• _Aim of the task_
Repeat the listing in full, word for word.

Dataset excerpt:
START

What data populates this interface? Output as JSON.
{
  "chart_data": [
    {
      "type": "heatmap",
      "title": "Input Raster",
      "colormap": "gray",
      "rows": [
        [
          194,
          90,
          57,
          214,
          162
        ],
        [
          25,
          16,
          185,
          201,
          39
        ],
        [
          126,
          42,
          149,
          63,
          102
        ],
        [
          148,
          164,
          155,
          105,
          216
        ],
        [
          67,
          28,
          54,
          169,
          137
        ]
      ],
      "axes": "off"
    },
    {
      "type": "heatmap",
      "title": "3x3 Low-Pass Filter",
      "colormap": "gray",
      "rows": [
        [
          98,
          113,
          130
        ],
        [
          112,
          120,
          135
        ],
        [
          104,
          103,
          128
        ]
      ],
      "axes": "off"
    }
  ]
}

END

• _Exercise response_
What data populates this interface? Output as JSON.
{
  "chart_data": [
    {
      "type": "heatmap",
      "title": "Input Raster",
      "colormap": "gray",
      "rows": [
        [
          194,
          90,
          57,
          214,
          162
        ],
        [
          25,
          16,
          185,
          201,
          39
        ],
        [
          126,
          42,
          149,
          63,
          102
        ],
        [
          148,
          164,
          155,
          105,
          216
        ],
        [
          67,
          28,
          54,
          169,
          137
        ]
      ],
      "axes": "off"
    },
    {
      "type": "heatmap",
      "title": "3x3 Low-Pass Filter",
      "colormap": "gray",
      "rows": [
        [
          98,
          113,
          130
        ],
        [
          112,
          120,
          135
        ],
        [
          104,
          103,
          128
        ]
      ],
      "axes": "off"
    }
  ]
}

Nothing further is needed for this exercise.